─── Information given ───

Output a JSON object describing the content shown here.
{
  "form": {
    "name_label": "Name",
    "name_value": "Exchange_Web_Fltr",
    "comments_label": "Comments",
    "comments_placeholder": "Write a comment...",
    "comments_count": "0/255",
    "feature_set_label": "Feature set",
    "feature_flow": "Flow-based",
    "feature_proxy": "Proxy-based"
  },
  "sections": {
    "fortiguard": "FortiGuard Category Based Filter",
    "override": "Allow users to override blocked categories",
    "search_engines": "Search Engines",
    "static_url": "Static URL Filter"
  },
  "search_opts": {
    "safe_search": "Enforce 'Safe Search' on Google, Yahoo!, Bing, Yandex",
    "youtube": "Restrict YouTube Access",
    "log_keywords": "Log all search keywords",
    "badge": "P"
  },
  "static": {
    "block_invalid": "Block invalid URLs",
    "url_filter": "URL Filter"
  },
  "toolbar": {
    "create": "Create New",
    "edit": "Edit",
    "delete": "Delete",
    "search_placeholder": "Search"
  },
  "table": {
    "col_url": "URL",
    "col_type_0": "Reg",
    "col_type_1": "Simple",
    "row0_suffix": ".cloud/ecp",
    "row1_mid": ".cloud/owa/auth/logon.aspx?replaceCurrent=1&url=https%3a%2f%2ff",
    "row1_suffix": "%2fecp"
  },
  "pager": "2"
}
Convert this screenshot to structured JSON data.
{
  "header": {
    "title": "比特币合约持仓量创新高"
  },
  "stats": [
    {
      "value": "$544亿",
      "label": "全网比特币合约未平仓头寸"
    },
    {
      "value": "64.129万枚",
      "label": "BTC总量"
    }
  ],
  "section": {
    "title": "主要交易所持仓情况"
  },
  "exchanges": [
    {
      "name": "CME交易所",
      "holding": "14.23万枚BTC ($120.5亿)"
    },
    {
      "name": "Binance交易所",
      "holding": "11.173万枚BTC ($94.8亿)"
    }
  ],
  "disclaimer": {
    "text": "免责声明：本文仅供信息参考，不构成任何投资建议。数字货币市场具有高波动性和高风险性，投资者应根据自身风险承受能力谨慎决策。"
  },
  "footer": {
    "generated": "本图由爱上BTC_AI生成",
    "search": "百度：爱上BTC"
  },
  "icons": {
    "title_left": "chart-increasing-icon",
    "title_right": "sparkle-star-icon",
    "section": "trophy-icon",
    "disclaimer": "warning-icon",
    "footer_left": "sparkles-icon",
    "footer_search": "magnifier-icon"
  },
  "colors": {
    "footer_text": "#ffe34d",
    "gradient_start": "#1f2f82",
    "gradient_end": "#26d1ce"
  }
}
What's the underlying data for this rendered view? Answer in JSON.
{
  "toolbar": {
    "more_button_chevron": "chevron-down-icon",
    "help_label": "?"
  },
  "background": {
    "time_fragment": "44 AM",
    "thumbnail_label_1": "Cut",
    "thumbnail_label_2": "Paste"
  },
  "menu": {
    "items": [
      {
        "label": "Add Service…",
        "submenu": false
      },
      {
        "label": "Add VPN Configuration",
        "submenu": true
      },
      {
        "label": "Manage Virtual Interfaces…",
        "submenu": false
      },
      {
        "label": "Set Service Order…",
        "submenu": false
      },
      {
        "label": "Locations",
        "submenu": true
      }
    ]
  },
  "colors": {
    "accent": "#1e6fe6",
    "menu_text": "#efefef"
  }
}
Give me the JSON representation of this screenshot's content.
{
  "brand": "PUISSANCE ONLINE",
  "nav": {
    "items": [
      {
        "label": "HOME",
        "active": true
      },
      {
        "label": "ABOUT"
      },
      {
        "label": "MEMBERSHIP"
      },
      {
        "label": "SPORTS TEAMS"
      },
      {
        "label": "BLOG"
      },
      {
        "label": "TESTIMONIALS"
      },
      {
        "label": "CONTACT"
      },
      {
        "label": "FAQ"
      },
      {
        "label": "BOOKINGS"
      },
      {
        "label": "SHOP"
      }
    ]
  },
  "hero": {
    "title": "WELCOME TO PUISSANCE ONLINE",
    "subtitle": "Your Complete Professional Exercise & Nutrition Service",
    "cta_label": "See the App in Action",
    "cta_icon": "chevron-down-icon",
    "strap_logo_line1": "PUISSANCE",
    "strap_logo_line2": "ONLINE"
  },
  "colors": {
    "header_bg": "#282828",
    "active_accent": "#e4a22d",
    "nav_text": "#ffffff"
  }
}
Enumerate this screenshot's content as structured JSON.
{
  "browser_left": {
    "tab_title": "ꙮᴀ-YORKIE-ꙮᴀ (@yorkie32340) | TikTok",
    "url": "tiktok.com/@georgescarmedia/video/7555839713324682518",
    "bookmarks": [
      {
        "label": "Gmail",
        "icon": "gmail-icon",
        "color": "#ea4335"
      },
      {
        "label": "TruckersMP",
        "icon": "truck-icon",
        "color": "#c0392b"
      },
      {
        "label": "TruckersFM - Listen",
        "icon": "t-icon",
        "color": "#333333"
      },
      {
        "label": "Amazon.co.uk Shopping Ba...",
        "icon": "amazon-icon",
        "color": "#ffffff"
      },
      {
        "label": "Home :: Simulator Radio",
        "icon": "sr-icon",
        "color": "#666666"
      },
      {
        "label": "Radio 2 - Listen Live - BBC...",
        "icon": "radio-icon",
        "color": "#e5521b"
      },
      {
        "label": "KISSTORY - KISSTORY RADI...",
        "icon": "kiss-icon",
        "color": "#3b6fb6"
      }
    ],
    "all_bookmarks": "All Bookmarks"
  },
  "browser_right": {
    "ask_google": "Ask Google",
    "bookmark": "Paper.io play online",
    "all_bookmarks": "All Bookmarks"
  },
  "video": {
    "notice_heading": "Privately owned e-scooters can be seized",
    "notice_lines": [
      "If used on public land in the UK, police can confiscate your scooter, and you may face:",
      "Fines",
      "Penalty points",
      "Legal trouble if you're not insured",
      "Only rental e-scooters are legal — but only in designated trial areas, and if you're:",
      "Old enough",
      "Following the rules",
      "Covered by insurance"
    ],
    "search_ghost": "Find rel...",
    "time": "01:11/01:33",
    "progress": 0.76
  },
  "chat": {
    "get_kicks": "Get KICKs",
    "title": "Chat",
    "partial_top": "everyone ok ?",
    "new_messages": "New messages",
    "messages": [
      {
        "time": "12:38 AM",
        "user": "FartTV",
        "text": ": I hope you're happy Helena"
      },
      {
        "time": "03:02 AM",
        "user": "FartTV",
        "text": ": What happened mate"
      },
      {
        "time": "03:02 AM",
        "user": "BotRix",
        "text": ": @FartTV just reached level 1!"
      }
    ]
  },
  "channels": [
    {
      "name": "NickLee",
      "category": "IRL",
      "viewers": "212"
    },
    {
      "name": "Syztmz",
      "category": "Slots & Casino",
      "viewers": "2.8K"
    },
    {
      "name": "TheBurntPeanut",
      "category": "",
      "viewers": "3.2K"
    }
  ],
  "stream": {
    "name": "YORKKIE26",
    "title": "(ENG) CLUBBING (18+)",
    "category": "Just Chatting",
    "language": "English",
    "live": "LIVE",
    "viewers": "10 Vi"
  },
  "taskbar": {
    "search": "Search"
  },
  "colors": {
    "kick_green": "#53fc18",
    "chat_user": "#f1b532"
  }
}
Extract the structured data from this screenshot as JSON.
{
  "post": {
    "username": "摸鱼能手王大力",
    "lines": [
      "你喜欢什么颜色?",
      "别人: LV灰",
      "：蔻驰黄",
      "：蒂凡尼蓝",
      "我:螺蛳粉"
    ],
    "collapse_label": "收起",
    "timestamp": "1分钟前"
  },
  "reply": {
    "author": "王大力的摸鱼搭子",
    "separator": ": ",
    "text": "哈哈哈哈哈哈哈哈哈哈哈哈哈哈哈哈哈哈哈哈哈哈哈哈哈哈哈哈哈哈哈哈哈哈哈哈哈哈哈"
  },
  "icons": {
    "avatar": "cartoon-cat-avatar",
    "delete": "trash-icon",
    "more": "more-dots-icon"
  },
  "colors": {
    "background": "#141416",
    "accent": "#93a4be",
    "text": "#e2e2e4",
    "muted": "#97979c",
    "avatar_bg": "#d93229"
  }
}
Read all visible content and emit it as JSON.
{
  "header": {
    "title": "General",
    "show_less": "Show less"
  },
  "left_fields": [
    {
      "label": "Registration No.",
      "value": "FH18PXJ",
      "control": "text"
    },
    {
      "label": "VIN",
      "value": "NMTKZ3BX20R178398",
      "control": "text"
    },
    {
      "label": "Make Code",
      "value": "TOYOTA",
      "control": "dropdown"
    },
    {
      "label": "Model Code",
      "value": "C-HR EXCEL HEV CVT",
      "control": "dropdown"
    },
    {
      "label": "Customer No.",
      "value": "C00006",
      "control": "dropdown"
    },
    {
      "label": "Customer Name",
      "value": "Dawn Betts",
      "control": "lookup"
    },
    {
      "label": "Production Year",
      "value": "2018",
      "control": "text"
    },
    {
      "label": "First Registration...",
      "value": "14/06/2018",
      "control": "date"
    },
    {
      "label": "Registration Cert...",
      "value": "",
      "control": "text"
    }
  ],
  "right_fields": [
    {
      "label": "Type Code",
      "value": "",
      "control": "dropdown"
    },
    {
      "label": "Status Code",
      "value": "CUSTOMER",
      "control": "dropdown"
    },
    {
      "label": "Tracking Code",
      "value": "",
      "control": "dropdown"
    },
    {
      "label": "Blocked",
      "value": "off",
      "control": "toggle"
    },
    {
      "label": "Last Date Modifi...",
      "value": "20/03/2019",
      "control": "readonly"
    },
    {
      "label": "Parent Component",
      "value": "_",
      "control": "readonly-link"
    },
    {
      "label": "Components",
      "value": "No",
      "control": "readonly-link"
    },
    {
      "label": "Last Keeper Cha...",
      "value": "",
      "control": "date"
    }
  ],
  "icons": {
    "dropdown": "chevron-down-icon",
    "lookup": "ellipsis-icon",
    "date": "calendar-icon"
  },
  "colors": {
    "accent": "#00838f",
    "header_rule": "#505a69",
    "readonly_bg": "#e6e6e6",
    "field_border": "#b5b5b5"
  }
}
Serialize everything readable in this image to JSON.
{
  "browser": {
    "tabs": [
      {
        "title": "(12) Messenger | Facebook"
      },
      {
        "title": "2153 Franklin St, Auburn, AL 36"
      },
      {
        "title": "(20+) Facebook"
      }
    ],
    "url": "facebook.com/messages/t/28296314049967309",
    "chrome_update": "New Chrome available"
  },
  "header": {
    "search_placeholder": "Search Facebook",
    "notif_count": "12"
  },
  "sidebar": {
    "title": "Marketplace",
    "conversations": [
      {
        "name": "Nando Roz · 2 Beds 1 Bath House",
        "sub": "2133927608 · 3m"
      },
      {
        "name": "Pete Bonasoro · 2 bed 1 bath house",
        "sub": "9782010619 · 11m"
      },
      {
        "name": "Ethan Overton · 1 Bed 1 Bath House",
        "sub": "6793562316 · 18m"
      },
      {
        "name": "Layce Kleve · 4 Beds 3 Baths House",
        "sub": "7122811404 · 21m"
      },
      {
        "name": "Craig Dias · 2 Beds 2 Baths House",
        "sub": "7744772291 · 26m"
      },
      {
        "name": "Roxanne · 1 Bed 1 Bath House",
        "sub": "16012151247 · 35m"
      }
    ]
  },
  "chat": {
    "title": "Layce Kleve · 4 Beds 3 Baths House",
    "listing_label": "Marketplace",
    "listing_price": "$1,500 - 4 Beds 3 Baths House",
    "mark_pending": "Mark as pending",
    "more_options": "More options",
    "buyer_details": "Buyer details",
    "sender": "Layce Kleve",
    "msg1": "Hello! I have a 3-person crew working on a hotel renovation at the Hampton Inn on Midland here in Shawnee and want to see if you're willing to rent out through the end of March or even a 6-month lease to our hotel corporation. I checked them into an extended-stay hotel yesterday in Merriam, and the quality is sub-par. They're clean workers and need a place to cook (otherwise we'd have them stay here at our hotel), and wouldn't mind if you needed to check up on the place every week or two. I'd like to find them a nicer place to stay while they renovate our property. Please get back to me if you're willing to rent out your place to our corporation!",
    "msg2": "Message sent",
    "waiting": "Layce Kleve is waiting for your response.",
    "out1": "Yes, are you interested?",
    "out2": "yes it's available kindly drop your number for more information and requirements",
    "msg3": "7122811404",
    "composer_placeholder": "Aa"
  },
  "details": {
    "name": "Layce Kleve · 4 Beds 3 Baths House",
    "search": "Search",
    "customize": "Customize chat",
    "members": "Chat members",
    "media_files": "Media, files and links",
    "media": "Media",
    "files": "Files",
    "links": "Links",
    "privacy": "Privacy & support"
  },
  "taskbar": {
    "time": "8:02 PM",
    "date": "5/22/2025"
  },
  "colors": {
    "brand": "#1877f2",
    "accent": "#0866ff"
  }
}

───

* _What you have to do_:
In the listing, find every line containing the word "Registration" and list it.

* _Complete answer_:
      "label": "Registration No.",
      "label": "First Registration...",
      "label": "Registration Cert...",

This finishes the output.